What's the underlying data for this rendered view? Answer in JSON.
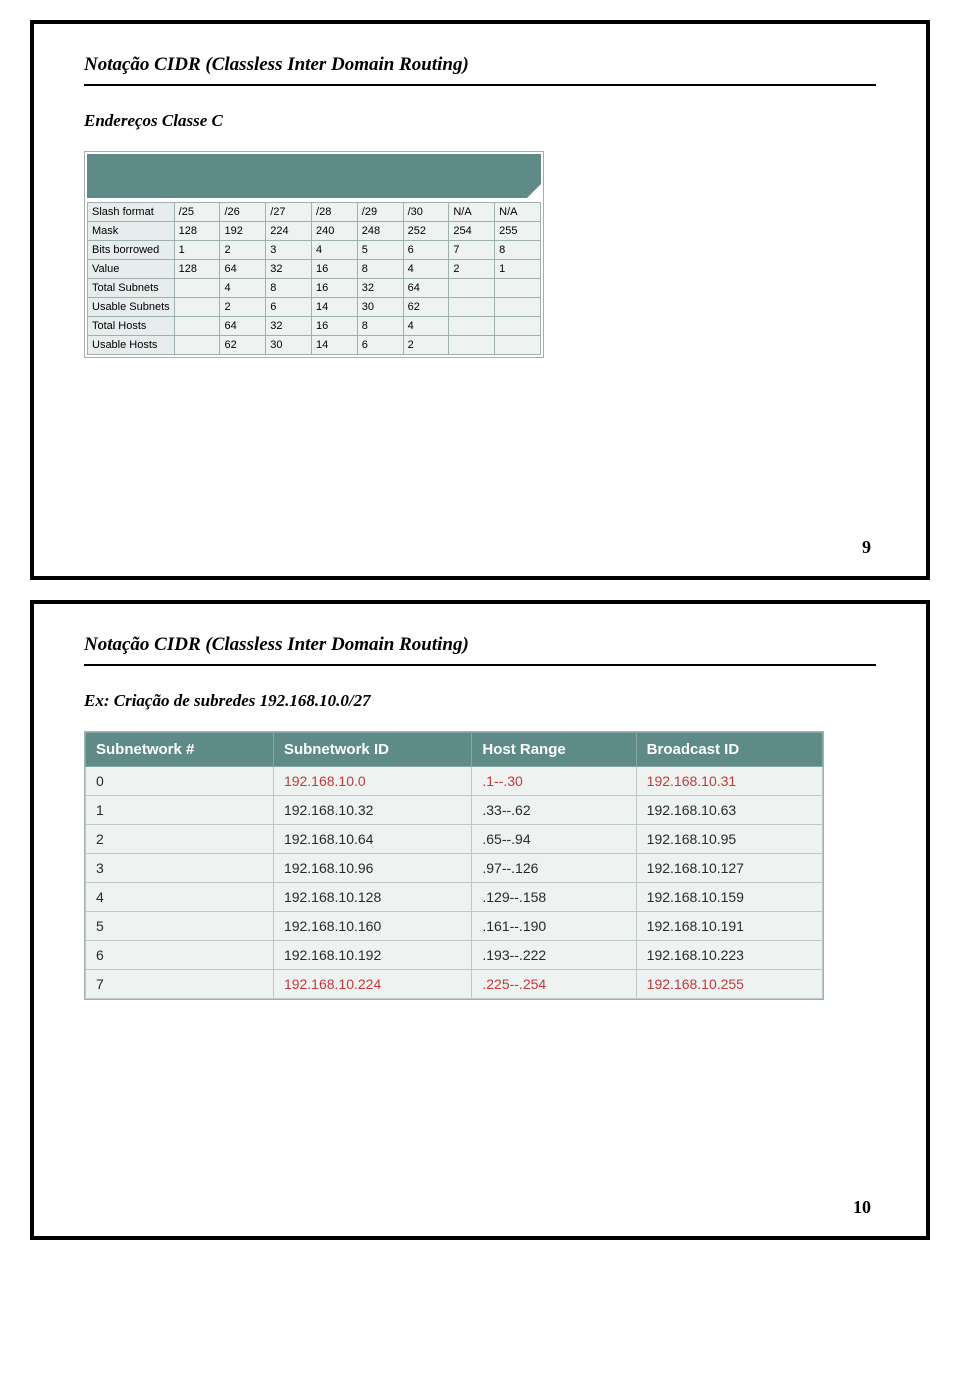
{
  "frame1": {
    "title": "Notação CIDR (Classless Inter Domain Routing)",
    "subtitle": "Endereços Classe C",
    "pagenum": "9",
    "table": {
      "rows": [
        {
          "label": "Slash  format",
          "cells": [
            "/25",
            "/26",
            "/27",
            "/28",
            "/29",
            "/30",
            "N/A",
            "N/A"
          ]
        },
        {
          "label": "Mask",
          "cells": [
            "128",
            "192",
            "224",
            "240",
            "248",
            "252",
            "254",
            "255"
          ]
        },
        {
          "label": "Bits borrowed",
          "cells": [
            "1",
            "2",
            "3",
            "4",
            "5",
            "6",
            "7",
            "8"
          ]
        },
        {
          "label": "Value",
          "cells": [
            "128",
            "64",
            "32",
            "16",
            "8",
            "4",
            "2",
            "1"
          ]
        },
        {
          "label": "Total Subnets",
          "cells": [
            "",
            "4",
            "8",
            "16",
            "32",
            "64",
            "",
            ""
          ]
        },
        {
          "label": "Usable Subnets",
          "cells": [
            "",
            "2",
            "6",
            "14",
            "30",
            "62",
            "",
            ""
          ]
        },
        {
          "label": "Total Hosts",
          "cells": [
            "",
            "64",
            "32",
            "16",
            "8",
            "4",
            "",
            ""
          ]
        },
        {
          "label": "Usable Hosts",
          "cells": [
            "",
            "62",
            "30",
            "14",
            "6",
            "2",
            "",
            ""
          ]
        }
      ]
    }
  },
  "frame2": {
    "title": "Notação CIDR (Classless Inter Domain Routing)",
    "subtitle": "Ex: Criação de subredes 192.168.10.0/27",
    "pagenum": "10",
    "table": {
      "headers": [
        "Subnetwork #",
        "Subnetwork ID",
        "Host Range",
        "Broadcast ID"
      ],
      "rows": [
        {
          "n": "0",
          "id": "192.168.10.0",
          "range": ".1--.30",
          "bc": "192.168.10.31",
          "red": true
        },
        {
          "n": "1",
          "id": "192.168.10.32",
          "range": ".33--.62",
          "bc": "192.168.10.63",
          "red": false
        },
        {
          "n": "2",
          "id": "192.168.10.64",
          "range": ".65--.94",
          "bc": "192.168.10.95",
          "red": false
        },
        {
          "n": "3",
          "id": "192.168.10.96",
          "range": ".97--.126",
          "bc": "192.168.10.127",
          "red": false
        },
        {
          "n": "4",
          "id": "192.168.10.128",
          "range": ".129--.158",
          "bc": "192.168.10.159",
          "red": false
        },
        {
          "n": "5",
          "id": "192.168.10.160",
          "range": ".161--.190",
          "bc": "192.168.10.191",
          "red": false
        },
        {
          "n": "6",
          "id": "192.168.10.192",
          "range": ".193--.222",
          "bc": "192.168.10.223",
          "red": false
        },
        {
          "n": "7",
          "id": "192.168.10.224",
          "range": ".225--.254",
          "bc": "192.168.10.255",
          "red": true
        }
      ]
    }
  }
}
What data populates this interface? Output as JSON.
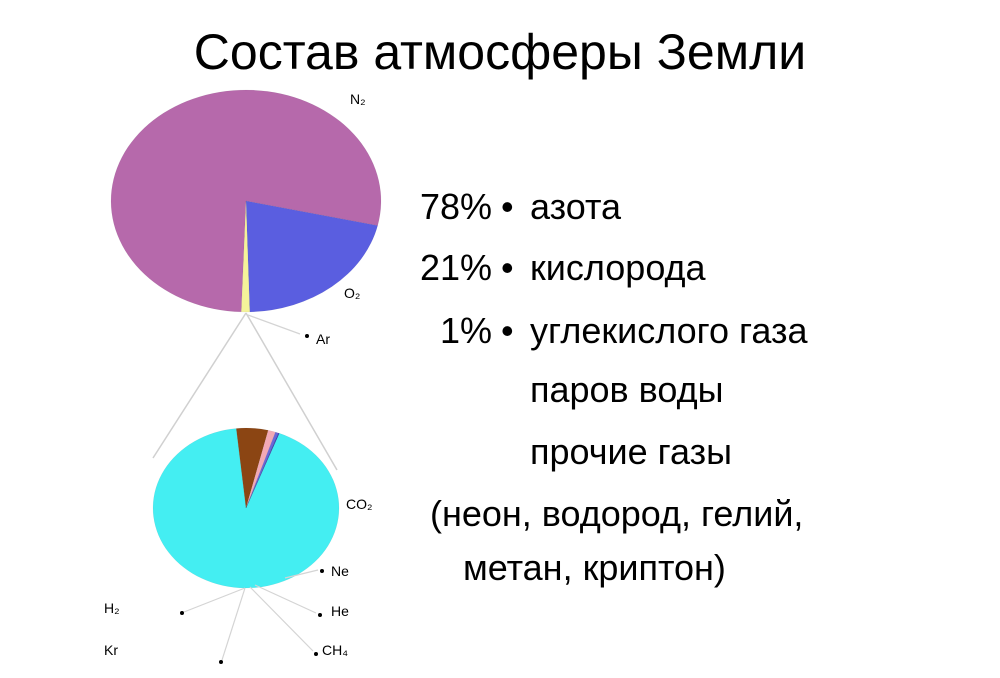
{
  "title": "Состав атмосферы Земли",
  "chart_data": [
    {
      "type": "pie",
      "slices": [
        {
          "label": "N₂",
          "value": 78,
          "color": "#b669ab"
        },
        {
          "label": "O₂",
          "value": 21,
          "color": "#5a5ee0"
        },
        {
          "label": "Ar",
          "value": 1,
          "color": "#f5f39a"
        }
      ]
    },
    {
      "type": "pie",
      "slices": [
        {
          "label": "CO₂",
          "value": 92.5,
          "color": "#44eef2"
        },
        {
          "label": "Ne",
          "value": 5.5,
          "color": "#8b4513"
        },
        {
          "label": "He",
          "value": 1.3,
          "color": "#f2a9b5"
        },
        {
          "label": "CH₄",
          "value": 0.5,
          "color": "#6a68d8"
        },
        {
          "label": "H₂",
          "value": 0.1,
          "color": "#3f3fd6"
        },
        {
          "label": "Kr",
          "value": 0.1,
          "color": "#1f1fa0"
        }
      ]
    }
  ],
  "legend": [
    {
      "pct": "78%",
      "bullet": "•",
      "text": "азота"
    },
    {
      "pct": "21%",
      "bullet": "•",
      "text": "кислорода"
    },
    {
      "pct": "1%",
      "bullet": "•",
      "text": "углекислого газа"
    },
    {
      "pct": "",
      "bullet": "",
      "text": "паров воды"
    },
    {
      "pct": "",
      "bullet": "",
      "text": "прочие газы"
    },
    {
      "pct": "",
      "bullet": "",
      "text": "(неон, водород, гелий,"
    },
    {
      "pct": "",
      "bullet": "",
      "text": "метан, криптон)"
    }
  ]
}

--

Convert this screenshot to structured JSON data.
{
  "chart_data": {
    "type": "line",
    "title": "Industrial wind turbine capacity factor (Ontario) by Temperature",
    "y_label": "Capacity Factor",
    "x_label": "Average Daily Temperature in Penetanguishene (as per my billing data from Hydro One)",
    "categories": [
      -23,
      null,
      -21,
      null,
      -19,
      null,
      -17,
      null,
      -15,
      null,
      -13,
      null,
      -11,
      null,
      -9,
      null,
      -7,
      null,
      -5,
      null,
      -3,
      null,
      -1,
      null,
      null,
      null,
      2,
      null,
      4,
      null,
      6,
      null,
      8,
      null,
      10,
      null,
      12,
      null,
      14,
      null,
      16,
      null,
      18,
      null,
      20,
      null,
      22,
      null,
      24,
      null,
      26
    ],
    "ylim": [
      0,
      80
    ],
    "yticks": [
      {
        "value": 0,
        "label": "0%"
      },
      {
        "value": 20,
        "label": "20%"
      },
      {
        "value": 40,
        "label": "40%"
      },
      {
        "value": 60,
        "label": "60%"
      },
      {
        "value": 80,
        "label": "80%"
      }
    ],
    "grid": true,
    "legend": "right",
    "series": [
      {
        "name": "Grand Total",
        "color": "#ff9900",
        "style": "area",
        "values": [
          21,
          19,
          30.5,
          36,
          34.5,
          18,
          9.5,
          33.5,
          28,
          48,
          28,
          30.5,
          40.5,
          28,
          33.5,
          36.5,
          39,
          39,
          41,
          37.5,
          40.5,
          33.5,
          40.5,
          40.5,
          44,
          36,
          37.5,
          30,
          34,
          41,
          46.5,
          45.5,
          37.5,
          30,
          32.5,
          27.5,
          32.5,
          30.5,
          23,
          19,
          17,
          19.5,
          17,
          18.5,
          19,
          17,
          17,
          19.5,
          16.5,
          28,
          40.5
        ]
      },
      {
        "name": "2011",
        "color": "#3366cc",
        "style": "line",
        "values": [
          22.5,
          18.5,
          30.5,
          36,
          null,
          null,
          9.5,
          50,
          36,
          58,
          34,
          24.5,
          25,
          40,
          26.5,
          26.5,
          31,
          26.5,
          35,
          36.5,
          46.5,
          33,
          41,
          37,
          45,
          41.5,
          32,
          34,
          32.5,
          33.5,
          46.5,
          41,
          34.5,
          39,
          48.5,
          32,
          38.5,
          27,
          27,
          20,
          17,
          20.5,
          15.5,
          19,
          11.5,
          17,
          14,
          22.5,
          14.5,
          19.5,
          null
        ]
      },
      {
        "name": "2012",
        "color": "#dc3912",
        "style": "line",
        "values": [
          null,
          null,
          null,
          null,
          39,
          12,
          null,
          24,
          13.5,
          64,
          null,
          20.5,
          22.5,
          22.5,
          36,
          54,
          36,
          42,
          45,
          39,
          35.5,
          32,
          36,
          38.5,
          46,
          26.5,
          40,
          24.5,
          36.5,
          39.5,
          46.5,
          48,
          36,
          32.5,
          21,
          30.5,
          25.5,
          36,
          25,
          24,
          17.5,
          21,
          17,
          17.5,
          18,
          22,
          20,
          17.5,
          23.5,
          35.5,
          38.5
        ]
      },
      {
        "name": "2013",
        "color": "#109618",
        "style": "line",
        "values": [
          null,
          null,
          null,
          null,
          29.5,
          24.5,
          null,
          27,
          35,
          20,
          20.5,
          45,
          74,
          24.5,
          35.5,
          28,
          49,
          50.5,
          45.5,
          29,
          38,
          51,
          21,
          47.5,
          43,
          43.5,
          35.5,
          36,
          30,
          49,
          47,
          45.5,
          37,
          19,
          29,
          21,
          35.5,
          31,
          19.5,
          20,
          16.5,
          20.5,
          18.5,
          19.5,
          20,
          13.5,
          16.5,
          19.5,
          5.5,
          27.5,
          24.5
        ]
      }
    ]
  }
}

==

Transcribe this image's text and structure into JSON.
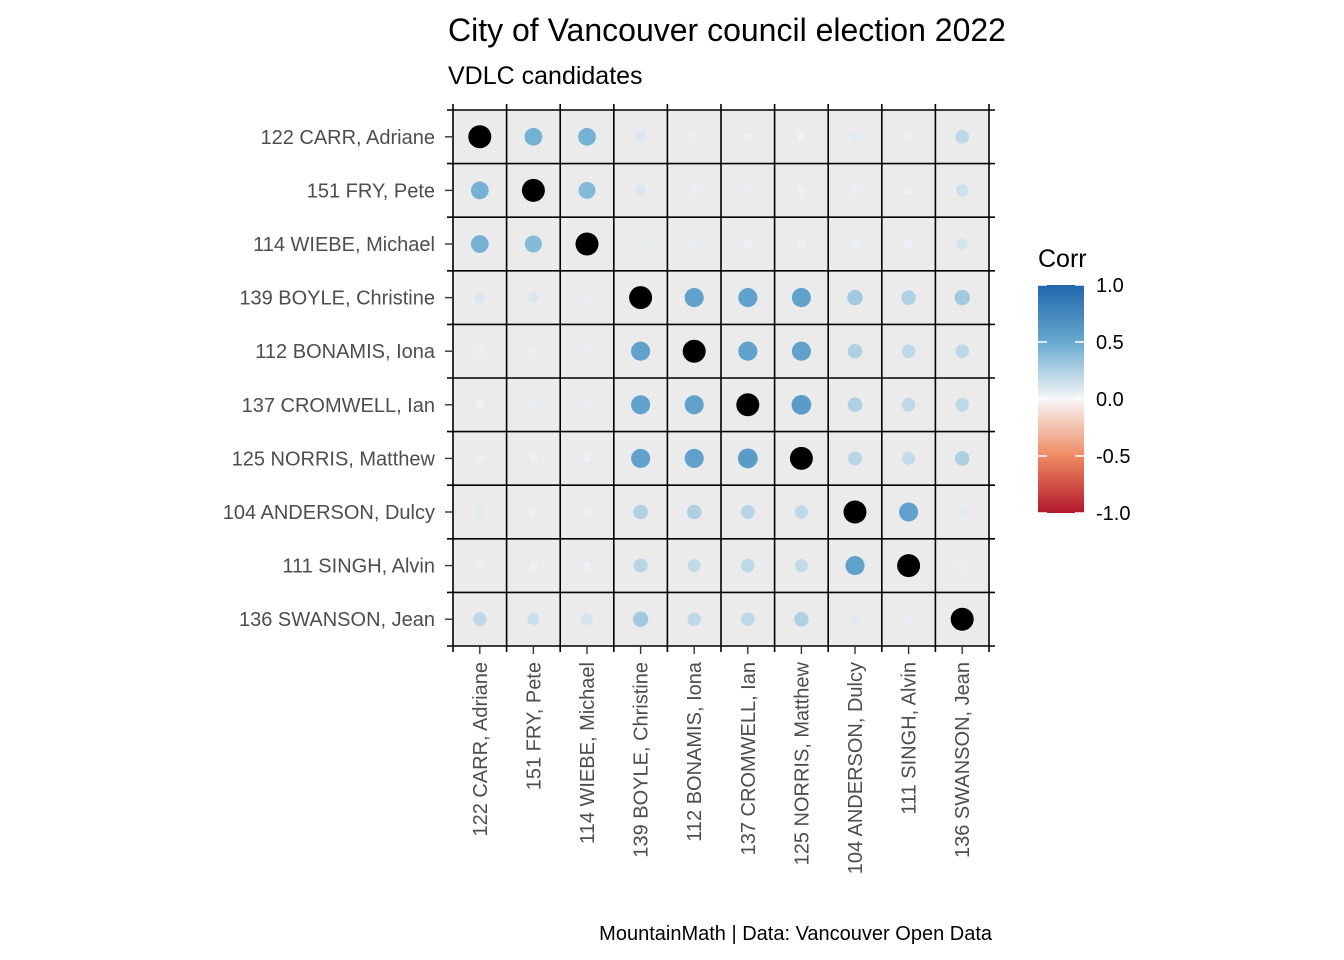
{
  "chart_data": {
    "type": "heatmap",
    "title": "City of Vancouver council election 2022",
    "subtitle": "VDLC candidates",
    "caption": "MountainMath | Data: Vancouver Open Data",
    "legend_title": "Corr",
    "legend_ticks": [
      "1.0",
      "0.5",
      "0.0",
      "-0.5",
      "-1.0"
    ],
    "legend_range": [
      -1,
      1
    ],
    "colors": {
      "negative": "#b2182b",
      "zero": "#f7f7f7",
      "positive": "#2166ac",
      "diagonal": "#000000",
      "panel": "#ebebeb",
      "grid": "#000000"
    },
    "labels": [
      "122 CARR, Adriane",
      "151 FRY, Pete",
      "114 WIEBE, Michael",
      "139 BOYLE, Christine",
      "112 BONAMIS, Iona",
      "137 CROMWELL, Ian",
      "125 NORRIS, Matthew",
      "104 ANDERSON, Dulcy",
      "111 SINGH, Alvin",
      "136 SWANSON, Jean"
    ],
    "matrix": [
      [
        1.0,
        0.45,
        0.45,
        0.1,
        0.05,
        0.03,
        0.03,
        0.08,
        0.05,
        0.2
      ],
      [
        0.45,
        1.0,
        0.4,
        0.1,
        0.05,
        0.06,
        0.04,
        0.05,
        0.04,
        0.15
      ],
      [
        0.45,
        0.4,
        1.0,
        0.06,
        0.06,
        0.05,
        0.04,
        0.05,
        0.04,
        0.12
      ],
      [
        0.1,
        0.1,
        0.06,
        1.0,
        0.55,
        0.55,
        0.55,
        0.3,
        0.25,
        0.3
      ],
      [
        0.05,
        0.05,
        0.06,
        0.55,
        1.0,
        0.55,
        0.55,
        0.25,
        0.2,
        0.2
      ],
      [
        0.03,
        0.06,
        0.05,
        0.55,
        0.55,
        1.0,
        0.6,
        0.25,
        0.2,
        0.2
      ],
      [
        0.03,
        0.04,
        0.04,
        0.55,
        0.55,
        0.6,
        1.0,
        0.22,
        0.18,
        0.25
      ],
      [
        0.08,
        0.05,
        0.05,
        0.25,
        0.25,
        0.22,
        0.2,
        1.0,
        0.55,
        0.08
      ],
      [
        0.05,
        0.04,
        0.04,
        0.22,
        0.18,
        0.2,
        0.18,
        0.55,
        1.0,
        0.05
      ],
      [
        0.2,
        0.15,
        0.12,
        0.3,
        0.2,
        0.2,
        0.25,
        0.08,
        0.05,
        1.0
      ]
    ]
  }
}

**TASK DESCRIPTION:** For this exercise, gather every line of the data that contains the word "text".

**EXERCISE SOLUTION:**
      "text": "азота"
      "text": "кислорода"
      "text": "углекислого газа"
      "text": "паров воды"
      "text": "прочие газы"
      "text": "(неон, водород, гелий,"
      "text": "метан, криптон)"
Transcribe this image's text and structure into JSON.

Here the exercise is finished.